*Your instructions:* Reproduce the data from the line containing "Give me the" through the line containing "title-subscript-t: T bbox=[376, 78, 384, 93]", with both of those lines included. Omit the pictures.

*Dataset entries:*
— Start —

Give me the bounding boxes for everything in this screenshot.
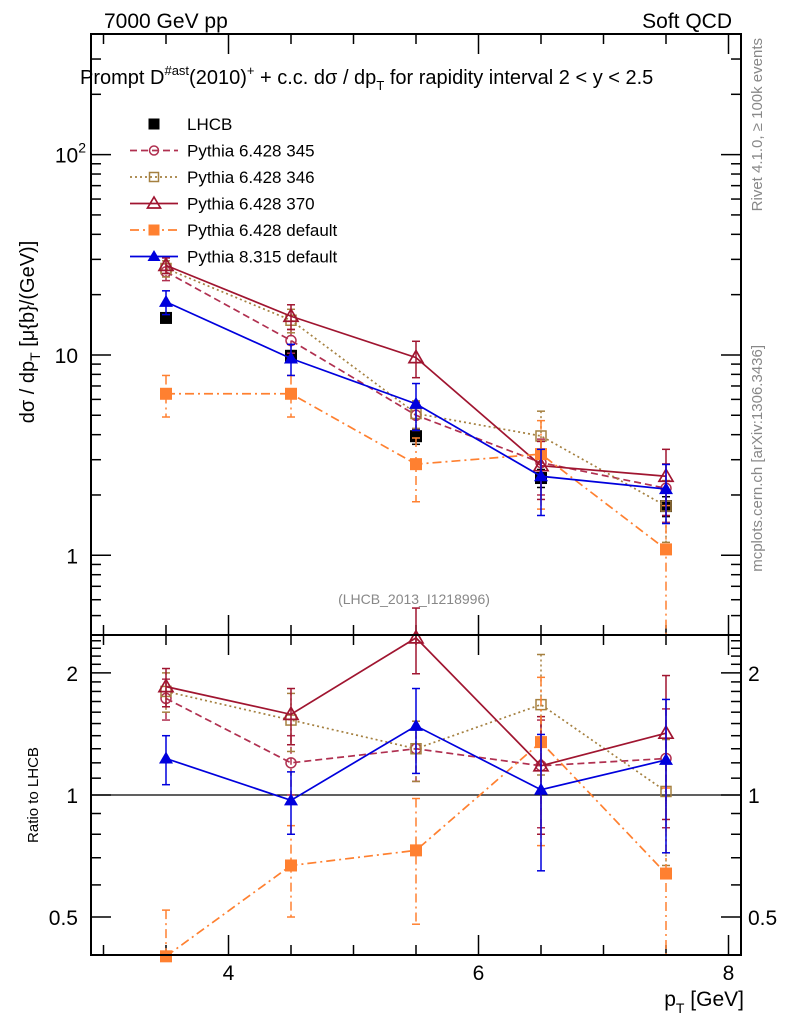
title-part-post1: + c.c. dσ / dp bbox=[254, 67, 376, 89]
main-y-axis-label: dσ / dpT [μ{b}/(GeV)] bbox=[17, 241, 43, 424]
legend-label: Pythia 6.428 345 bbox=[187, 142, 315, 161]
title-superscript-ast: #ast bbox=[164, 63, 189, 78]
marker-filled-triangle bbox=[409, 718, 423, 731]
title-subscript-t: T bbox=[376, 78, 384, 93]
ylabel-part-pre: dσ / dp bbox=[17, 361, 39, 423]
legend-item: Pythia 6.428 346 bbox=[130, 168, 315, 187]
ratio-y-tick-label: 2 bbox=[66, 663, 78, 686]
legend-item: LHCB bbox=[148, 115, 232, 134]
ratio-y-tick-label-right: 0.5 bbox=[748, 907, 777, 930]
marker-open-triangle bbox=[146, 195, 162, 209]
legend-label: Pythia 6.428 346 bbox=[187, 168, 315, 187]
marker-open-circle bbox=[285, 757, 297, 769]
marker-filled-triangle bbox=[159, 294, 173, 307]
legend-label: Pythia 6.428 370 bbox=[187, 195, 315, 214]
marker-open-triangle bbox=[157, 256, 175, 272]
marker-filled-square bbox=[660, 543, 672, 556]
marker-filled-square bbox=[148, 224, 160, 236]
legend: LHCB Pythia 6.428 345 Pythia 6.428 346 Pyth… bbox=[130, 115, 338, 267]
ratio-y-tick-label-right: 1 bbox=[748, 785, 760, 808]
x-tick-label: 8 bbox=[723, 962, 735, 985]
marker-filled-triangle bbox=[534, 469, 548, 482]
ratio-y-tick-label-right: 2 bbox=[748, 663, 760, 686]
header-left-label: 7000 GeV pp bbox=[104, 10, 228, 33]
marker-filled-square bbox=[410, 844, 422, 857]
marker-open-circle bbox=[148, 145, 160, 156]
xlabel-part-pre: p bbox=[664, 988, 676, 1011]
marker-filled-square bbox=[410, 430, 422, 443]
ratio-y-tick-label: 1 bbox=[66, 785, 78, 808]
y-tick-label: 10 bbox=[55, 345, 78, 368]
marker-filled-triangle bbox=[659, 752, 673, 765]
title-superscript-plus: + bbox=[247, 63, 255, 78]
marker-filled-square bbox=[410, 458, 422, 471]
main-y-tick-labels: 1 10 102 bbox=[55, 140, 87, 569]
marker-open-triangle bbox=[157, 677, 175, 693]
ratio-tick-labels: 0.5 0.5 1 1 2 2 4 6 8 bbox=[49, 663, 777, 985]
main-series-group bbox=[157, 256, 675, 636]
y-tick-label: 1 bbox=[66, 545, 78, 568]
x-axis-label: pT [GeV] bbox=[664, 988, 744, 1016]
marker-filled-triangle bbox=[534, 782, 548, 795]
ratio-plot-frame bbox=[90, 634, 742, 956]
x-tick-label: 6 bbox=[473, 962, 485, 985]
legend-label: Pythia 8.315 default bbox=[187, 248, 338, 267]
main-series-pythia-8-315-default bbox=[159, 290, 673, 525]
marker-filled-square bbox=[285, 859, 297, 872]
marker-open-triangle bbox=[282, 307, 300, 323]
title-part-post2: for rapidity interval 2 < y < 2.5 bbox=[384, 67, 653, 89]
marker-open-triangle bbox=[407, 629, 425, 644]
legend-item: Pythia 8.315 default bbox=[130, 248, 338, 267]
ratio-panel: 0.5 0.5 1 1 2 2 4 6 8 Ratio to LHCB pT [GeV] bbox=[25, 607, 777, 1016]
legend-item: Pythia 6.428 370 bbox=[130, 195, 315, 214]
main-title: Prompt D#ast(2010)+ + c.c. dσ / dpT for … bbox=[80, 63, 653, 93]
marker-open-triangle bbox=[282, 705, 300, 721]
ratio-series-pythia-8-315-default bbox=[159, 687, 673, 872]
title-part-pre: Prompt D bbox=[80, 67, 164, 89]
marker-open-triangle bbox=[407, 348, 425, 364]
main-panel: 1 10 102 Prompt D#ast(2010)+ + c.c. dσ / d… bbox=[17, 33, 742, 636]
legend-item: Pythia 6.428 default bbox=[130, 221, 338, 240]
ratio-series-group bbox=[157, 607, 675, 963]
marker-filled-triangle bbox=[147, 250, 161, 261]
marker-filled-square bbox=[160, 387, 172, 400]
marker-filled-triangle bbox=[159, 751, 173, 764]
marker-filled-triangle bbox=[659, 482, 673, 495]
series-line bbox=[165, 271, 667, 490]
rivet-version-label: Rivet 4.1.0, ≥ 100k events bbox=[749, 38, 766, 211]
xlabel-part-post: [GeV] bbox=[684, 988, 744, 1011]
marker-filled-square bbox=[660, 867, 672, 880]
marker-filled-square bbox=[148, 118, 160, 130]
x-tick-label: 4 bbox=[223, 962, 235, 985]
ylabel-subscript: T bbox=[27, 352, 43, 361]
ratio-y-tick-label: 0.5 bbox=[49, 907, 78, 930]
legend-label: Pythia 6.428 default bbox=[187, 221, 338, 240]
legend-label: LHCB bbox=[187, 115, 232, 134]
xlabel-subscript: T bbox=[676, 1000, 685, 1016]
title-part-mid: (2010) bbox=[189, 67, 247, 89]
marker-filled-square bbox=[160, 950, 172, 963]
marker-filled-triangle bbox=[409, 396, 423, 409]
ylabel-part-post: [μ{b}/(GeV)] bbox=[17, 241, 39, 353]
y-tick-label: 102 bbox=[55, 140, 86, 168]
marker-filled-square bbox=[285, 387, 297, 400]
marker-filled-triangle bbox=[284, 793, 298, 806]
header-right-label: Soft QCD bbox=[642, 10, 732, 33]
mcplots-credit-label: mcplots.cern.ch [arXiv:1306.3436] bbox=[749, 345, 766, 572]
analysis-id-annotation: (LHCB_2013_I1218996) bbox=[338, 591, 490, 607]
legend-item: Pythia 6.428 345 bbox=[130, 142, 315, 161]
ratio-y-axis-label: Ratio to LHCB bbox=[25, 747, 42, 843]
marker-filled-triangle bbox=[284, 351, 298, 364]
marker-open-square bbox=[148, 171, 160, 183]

— End —
— Start —

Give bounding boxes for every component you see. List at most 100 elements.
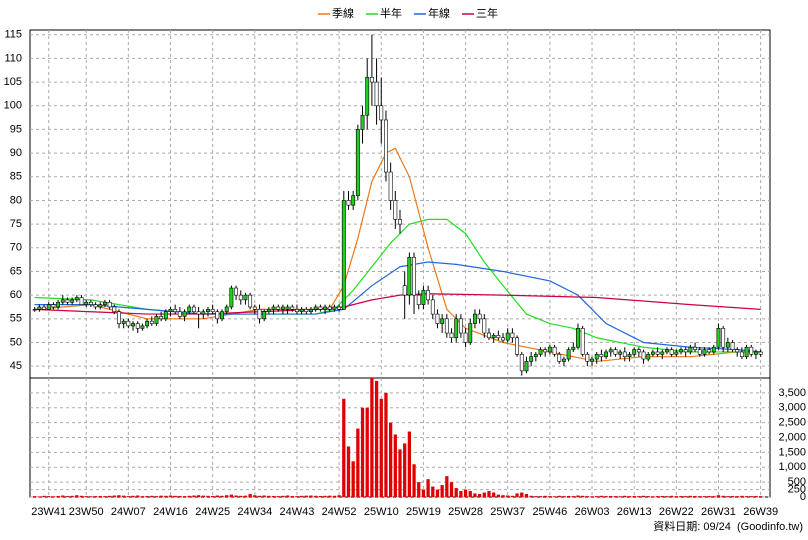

— End —

*Exercise output:*
Give me the bounding boxes for everything in this screenshot.
title-part-post1: + c.c. dσ / dp bbox=[254, 67, 376, 89]
main-y-axis-label: dσ / dpT [μ{b}/(GeV)] bbox=[17, 241, 43, 424]
legend-label: Pythia 6.428 345 bbox=[187, 142, 315, 161]
title-superscript-ast: #ast bbox=[164, 63, 189, 78]
marker-filled-triangle bbox=[409, 718, 423, 731]
title-subscript-t: T bbox=[376, 78, 384, 93]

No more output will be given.